### Task requirements
Select the lines that hold the word "JSON" and copy each one.

--- BEGIN ---

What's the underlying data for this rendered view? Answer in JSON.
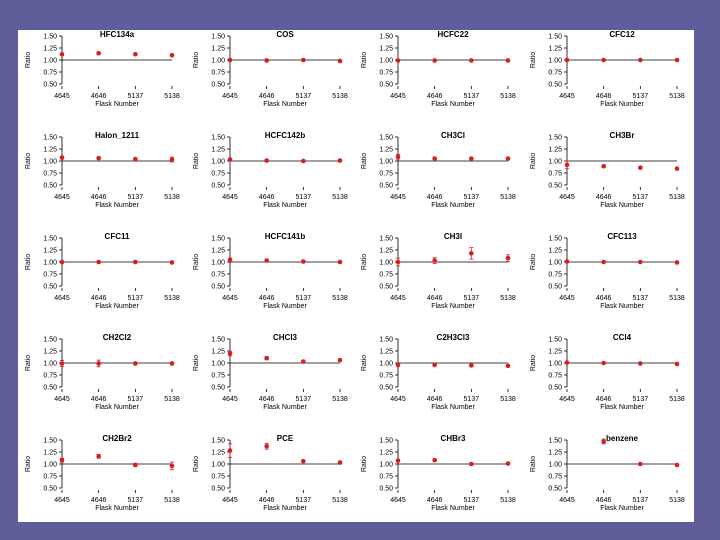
{
  "colors": {
    "background": "#5f5d9a",
    "panel": "#ffffff",
    "marker": "#d42020",
    "axis": "#000000"
  },
  "chart_data": [
    {
      "type": "scatter",
      "title": "HFC134a",
      "xlabel": "Flask Number",
      "ylabel": "Ratio",
      "categories": [
        "4645",
        "4646",
        "5137",
        "5138"
      ],
      "values": [
        1.12,
        1.14,
        1.12,
        1.1
      ],
      "errors": [
        0.02,
        0.02,
        0.02,
        0.02
      ],
      "ylim": [
        0.5,
        1.5
      ],
      "yticks": [
        "0.50",
        "0.75",
        "1.00",
        "1.25",
        "1.50"
      ],
      "grid": false
    },
    {
      "type": "scatter",
      "title": "COS",
      "xlabel": "Flask Number",
      "ylabel": "Ratio",
      "categories": [
        "4645",
        "4646",
        "5137",
        "5138"
      ],
      "values": [
        1.0,
        0.99,
        1.0,
        0.98
      ],
      "errors": [
        0.02,
        0.02,
        0.02,
        0.02
      ],
      "ylim": [
        0.5,
        1.5
      ],
      "yticks": [
        "0.50",
        "0.75",
        "1.00",
        "1.25",
        "1.50"
      ],
      "grid": false
    },
    {
      "type": "scatter",
      "title": "HCFC22",
      "xlabel": "Flask Number",
      "ylabel": "Ratio",
      "categories": [
        "4645",
        "4646",
        "5137",
        "5138"
      ],
      "values": [
        0.99,
        0.99,
        0.99,
        0.99
      ],
      "errors": [
        0.01,
        0.01,
        0.01,
        0.01
      ],
      "ylim": [
        0.5,
        1.5
      ],
      "yticks": [
        "0.50",
        "0.75",
        "1.00",
        "1.25",
        "1.50"
      ],
      "grid": false
    },
    {
      "type": "scatter",
      "title": "CFC12",
      "xlabel": "Flask Number",
      "ylabel": "Ratio",
      "categories": [
        "4645",
        "4646",
        "5137",
        "5138"
      ],
      "values": [
        1.0,
        1.0,
        1.0,
        1.0
      ],
      "errors": [
        0.01,
        0.01,
        0.01,
        0.01
      ],
      "ylim": [
        0.5,
        1.5
      ],
      "yticks": [
        "0.50",
        "0.75",
        "1.00",
        "1.25",
        "1.50"
      ],
      "grid": false
    },
    {
      "type": "scatter",
      "title": "Halon_1211",
      "xlabel": "Flask Number",
      "ylabel": "Ratio",
      "categories": [
        "4645",
        "4646",
        "5137",
        "5138"
      ],
      "values": [
        1.07,
        1.06,
        1.04,
        1.03
      ],
      "errors": [
        0.03,
        0.02,
        0.02,
        0.05
      ],
      "ylim": [
        0.5,
        1.5
      ],
      "yticks": [
        "0.50",
        "0.75",
        "1.00",
        "1.25",
        "1.50"
      ],
      "grid": false
    },
    {
      "type": "scatter",
      "title": "HCFC142b",
      "xlabel": "Flask Number",
      "ylabel": "Ratio",
      "categories": [
        "4645",
        "4646",
        "5137",
        "5138"
      ],
      "values": [
        1.03,
        1.01,
        1.0,
        1.01
      ],
      "errors": [
        0.02,
        0.02,
        0.02,
        0.02
      ],
      "ylim": [
        0.5,
        1.5
      ],
      "yticks": [
        "0.50",
        "0.75",
        "1.00",
        "1.25",
        "1.50"
      ],
      "grid": false
    },
    {
      "type": "scatter",
      "title": "CH3Cl",
      "xlabel": "Flask Number",
      "ylabel": "Ratio",
      "categories": [
        "4645",
        "4646",
        "5137",
        "5138"
      ],
      "values": [
        1.09,
        1.05,
        1.05,
        1.05
      ],
      "errors": [
        0.05,
        0.02,
        0.02,
        0.02
      ],
      "ylim": [
        0.5,
        1.5
      ],
      "yticks": [
        "0.50",
        "0.75",
        "1.00",
        "1.25",
        "1.50"
      ],
      "grid": false
    },
    {
      "type": "scatter",
      "title": "CH3Br",
      "xlabel": "Flask Number",
      "ylabel": "Ratio",
      "categories": [
        "4645",
        "4646",
        "5137",
        "5138"
      ],
      "values": [
        0.92,
        0.89,
        0.86,
        0.84
      ],
      "errors": [
        0.08,
        0.02,
        0.02,
        0.02
      ],
      "ylim": [
        0.5,
        1.5
      ],
      "yticks": [
        "0.50",
        "0.75",
        "1.00",
        "1.25",
        "1.50"
      ],
      "grid": false
    },
    {
      "type": "scatter",
      "title": "CFC11",
      "xlabel": "Flask Number",
      "ylabel": "Ratio",
      "categories": [
        "4645",
        "4646",
        "5137",
        "5138"
      ],
      "values": [
        1.0,
        1.0,
        1.0,
        0.99
      ],
      "errors": [
        0.01,
        0.01,
        0.01,
        0.01
      ],
      "ylim": [
        0.5,
        1.5
      ],
      "yticks": [
        "0.50",
        "0.75",
        "1.00",
        "1.25",
        "1.50"
      ],
      "grid": false
    },
    {
      "type": "scatter",
      "title": "HCFC141b",
      "xlabel": "Flask Number",
      "ylabel": "Ratio",
      "categories": [
        "4645",
        "4646",
        "5137",
        "5138"
      ],
      "values": [
        1.05,
        1.03,
        1.01,
        1.0
      ],
      "errors": [
        0.02,
        0.02,
        0.02,
        0.02
      ],
      "ylim": [
        0.5,
        1.5
      ],
      "yticks": [
        "0.50",
        "0.75",
        "1.00",
        "1.25",
        "1.50"
      ],
      "grid": false
    },
    {
      "type": "scatter",
      "title": "CH3I",
      "xlabel": "Flask Number",
      "ylabel": "Ratio",
      "categories": [
        "4645",
        "4646",
        "5137",
        "5138"
      ],
      "values": [
        1.0,
        1.03,
        1.18,
        1.08
      ],
      "errors": [
        0.08,
        0.06,
        0.12,
        0.07
      ],
      "ylim": [
        0.5,
        1.5
      ],
      "yticks": [
        "0.50",
        "0.75",
        "1.00",
        "1.25",
        "1.50"
      ],
      "grid": false
    },
    {
      "type": "scatter",
      "title": "CFC113",
      "xlabel": "Flask Number",
      "ylabel": "Ratio",
      "categories": [
        "4645",
        "4646",
        "5137",
        "5138"
      ],
      "values": [
        1.01,
        1.0,
        1.0,
        0.99
      ],
      "errors": [
        0.01,
        0.01,
        0.01,
        0.01
      ],
      "ylim": [
        0.5,
        1.5
      ],
      "yticks": [
        "0.50",
        "0.75",
        "1.00",
        "1.25",
        "1.50"
      ],
      "grid": false
    },
    {
      "type": "scatter",
      "title": "CH2Cl2",
      "xlabel": "Flask Number",
      "ylabel": "Ratio",
      "categories": [
        "4645",
        "4646",
        "5137",
        "5138"
      ],
      "values": [
        0.99,
        0.99,
        0.99,
        0.99
      ],
      "errors": [
        0.06,
        0.07,
        0.02,
        0.02
      ],
      "ylim": [
        0.5,
        1.5
      ],
      "yticks": [
        "0.50",
        "0.75",
        "1.00",
        "1.25",
        "1.50"
      ],
      "grid": false
    },
    {
      "type": "scatter",
      "title": "CHCl3",
      "xlabel": "Flask Number",
      "ylabel": "Ratio",
      "categories": [
        "4645",
        "4646",
        "5137",
        "5138"
      ],
      "values": [
        1.2,
        1.1,
        1.03,
        1.06
      ],
      "errors": [
        0.05,
        0.03,
        0.02,
        0.02
      ],
      "ylim": [
        0.5,
        1.5
      ],
      "yticks": [
        "0.50",
        "0.75",
        "1.00",
        "1.25",
        "1.50"
      ],
      "grid": false
    },
    {
      "type": "scatter",
      "title": "C2H3Cl3",
      "xlabel": "Flask Number",
      "ylabel": "Ratio",
      "categories": [
        "4645",
        "4646",
        "5137",
        "5138"
      ],
      "values": [
        0.96,
        0.96,
        0.95,
        0.94
      ],
      "errors": [
        0.02,
        0.02,
        0.02,
        0.02
      ],
      "ylim": [
        0.5,
        1.5
      ],
      "yticks": [
        "0.50",
        "0.75",
        "1.00",
        "1.25",
        "1.50"
      ],
      "grid": false
    },
    {
      "type": "scatter",
      "title": "CCl4",
      "xlabel": "Flask Number",
      "ylabel": "Ratio",
      "categories": [
        "4645",
        "4646",
        "5137",
        "5138"
      ],
      "values": [
        1.01,
        1.0,
        0.99,
        0.98
      ],
      "errors": [
        0.01,
        0.01,
        0.01,
        0.01
      ],
      "ylim": [
        0.5,
        1.5
      ],
      "yticks": [
        "0.50",
        "0.75",
        "1.00",
        "1.25",
        "1.50"
      ],
      "grid": false
    },
    {
      "type": "scatter",
      "title": "CH2Br2",
      "xlabel": "Flask Number",
      "ylabel": "Ratio",
      "categories": [
        "4645",
        "4646",
        "5137",
        "5138"
      ],
      "values": [
        1.08,
        1.16,
        0.98,
        0.96
      ],
      "errors": [
        0.04,
        0.04,
        0.03,
        0.08
      ],
      "ylim": [
        0.5,
        1.5
      ],
      "yticks": [
        "0.50",
        "0.75",
        "1.00",
        "1.25",
        "1.50"
      ],
      "grid": false
    },
    {
      "type": "scatter",
      "title": "PCE",
      "xlabel": "Flask Number",
      "ylabel": "Ratio",
      "categories": [
        "4645",
        "4646",
        "5137",
        "5138"
      ],
      "values": [
        1.28,
        1.37,
        1.06,
        1.03
      ],
      "errors": [
        0.14,
        0.06,
        0.02,
        0.03
      ],
      "ylim": [
        0.5,
        1.5
      ],
      "yticks": [
        "0.50",
        "0.75",
        "1.00",
        "1.25",
        "1.50"
      ],
      "grid": false
    },
    {
      "type": "scatter",
      "title": "CHBr3",
      "xlabel": "Flask Number",
      "ylabel": "Ratio",
      "categories": [
        "4645",
        "4646",
        "5137",
        "5138"
      ],
      "values": [
        1.07,
        1.08,
        1.0,
        1.01
      ],
      "errors": [
        0.02,
        0.02,
        0.02,
        0.02
      ],
      "ylim": [
        0.5,
        1.5
      ],
      "yticks": [
        "0.50",
        "0.75",
        "1.00",
        "1.25",
        "1.50"
      ],
      "grid": false
    },
    {
      "type": "scatter",
      "title": "benzene",
      "xlabel": "Flask Number",
      "ylabel": "Ratio",
      "categories": [
        "4645",
        "4646",
        "5137",
        "5138"
      ],
      "values": [
        null,
        1.47,
        1.0,
        0.98
      ],
      "errors": [
        0,
        0.05,
        0.01,
        0.01
      ],
      "ylim": [
        0.5,
        1.5
      ],
      "yticks": [
        "0.50",
        "0.75",
        "1.00",
        "1.25",
        "1.50"
      ],
      "grid": false
    }
  ]
}
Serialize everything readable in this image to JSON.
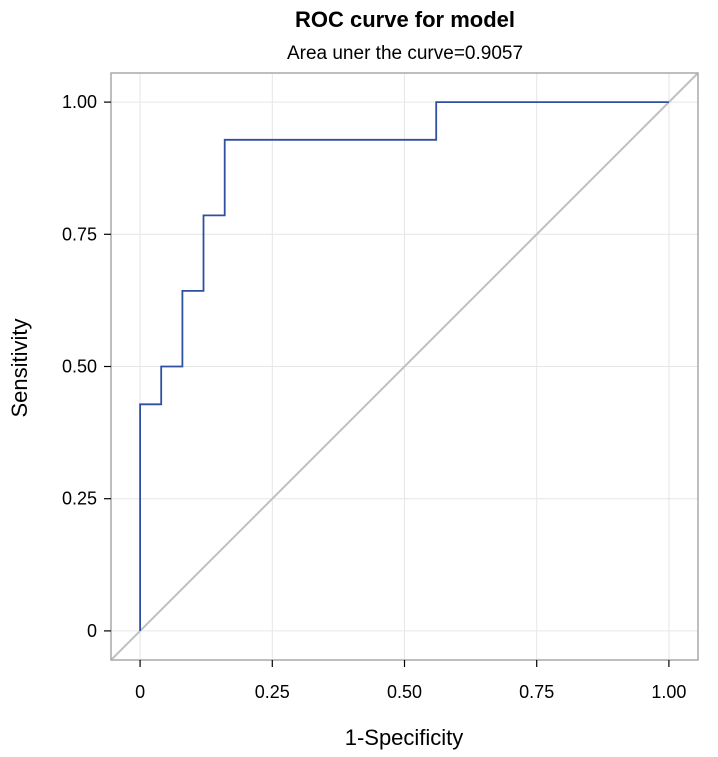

--- END ---

### Result of this task
What's the underlying data for this rendered view? Answer in JSON.
Serialize everything readable in this image to JSON.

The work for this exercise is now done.